##### SUPPLIED RECORDS #####
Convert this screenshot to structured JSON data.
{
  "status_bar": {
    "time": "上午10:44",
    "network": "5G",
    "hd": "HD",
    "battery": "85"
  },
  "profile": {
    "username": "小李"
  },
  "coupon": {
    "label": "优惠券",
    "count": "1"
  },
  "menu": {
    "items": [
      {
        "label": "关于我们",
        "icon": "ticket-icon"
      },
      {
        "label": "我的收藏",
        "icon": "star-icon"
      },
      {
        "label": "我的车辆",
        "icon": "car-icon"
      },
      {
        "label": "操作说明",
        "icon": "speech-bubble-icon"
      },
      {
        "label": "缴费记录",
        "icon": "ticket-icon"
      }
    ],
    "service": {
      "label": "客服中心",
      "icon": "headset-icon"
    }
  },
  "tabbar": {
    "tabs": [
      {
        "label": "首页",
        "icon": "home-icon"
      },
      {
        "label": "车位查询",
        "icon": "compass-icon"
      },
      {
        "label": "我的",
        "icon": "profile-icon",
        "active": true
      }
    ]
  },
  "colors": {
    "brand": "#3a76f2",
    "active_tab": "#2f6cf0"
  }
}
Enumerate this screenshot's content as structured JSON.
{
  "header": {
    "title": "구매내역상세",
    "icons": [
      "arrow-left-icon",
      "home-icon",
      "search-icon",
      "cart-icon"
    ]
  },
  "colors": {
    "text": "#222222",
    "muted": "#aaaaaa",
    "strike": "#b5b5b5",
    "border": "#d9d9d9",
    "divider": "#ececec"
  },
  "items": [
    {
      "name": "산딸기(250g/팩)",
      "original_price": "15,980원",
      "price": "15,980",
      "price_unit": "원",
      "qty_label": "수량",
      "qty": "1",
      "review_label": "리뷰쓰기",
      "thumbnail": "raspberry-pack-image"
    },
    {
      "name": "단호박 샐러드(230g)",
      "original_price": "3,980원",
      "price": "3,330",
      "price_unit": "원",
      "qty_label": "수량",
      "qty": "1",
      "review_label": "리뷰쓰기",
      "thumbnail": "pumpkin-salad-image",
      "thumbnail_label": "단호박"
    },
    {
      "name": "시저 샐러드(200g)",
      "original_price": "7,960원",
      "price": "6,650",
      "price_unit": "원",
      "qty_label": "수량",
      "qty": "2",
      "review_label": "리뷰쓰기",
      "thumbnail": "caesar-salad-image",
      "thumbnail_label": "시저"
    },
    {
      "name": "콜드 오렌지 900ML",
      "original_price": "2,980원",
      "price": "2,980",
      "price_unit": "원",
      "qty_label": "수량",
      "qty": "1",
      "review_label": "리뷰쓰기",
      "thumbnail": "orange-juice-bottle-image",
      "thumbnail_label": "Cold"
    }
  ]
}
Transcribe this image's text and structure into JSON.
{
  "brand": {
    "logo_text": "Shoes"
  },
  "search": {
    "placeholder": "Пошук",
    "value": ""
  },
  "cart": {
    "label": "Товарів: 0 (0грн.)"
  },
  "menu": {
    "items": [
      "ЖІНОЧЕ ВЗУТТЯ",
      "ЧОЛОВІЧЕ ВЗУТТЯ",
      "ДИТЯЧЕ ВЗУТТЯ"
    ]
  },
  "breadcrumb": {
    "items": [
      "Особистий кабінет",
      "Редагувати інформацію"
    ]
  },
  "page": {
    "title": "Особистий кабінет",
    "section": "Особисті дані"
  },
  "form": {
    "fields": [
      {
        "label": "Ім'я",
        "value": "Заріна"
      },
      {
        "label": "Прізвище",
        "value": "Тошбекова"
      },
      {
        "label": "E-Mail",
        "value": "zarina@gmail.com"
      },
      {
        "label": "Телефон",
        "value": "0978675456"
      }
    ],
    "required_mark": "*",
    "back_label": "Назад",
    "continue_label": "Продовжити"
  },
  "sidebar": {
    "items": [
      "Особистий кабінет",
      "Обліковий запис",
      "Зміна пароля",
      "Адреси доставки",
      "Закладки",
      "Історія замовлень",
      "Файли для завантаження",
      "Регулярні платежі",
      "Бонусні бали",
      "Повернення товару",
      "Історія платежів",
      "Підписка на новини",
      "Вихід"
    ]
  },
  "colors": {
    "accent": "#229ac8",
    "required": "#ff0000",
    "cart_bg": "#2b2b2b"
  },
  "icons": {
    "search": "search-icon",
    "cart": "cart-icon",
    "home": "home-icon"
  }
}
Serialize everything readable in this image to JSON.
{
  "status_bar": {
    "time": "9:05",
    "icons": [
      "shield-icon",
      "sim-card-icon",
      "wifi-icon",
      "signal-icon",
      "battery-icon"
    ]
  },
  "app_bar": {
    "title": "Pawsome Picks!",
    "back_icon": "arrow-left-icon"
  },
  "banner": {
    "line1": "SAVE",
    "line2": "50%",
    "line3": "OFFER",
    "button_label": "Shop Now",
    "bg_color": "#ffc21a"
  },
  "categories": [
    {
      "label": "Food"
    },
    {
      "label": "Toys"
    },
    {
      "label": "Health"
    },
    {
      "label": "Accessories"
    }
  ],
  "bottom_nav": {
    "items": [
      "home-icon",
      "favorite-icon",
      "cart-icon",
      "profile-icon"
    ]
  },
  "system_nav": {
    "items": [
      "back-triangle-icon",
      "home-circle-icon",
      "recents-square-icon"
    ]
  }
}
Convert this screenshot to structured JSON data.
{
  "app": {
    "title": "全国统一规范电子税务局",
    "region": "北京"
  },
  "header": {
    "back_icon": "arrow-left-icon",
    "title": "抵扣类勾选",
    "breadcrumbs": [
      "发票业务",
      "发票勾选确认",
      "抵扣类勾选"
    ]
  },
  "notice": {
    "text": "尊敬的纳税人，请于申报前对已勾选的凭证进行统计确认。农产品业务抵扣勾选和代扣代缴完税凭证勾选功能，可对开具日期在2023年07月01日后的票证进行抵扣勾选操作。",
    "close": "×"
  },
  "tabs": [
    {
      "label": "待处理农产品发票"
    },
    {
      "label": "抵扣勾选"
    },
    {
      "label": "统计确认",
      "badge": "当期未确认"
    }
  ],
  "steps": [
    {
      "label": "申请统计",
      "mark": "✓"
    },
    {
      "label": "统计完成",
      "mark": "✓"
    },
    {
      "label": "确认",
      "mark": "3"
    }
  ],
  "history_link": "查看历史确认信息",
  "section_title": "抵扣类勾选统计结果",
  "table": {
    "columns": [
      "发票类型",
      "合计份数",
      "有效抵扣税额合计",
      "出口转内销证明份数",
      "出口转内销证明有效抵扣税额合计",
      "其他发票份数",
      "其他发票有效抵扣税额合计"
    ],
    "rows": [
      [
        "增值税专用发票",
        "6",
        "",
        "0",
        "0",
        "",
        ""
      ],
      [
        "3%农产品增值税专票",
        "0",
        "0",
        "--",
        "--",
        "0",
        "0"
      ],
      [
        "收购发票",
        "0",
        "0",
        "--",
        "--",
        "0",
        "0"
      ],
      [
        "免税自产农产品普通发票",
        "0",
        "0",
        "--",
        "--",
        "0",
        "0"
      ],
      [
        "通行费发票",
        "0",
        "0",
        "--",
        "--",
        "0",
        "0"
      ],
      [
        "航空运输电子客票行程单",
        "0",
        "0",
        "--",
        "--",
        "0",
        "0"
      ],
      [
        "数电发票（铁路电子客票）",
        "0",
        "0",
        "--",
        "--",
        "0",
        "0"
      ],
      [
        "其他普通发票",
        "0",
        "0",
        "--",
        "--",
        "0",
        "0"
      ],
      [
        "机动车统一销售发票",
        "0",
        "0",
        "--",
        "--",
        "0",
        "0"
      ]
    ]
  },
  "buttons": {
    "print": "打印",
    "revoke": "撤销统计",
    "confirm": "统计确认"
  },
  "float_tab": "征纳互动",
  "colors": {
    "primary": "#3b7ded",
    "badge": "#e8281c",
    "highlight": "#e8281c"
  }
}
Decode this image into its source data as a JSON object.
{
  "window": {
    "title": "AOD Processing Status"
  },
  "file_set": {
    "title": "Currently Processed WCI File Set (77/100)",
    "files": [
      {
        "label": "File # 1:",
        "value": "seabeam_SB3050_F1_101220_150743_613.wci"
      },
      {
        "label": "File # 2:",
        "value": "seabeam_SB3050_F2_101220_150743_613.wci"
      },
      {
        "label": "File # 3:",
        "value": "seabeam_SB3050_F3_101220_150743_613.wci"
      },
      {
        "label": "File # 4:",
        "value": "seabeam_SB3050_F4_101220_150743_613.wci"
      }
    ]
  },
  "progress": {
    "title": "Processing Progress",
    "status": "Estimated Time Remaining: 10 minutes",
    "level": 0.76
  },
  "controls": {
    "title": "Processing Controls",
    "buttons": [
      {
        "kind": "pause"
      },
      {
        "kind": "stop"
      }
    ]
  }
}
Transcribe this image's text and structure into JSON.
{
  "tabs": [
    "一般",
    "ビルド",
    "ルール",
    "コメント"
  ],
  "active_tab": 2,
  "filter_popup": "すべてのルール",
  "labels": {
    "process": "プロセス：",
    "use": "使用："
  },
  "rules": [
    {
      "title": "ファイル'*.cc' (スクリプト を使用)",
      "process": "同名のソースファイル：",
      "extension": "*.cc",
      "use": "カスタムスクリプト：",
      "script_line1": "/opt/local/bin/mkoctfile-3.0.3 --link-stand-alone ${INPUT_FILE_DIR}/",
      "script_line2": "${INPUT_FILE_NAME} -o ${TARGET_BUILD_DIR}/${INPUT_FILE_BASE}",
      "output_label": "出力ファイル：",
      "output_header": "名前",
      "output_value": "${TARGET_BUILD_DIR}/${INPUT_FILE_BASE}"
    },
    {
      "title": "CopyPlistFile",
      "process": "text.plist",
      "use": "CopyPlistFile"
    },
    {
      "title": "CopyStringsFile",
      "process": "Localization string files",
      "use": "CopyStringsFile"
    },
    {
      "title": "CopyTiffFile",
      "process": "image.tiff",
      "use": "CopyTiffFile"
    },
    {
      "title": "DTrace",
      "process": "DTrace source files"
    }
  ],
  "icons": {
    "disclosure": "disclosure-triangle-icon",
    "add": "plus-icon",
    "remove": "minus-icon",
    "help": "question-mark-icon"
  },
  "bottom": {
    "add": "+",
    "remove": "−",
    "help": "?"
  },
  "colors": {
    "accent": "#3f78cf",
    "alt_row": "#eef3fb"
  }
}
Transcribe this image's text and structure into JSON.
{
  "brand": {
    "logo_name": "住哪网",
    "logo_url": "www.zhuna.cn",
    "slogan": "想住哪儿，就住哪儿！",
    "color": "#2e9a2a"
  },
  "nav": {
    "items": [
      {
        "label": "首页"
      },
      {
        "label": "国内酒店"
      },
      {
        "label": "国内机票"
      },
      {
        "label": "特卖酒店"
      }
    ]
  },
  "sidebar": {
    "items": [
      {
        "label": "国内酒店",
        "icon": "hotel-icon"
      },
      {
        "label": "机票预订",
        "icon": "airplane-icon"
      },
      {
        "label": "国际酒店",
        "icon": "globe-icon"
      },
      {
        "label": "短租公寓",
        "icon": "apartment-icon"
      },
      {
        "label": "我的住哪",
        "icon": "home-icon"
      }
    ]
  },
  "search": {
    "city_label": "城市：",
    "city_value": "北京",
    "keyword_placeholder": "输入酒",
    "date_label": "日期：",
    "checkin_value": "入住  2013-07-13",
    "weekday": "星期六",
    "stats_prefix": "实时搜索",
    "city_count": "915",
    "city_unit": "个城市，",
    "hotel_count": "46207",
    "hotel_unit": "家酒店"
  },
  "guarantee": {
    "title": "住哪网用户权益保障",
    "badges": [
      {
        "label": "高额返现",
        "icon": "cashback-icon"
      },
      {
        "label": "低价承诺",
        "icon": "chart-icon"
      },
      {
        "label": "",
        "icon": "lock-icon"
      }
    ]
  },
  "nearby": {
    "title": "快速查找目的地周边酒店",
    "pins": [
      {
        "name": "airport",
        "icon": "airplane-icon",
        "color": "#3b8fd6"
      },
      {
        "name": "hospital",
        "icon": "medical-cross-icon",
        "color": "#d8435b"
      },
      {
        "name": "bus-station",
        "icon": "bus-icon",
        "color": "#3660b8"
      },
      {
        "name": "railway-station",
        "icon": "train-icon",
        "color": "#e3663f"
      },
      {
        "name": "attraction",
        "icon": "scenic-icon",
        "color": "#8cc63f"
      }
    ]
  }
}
#####
EXERCISE AIM » Filter the records, keeping only lines that contain "DTrace", and show those lines.

RESULT FOR THIS TASK »
      "title": "DTrace",
      "process": "DTrace source files"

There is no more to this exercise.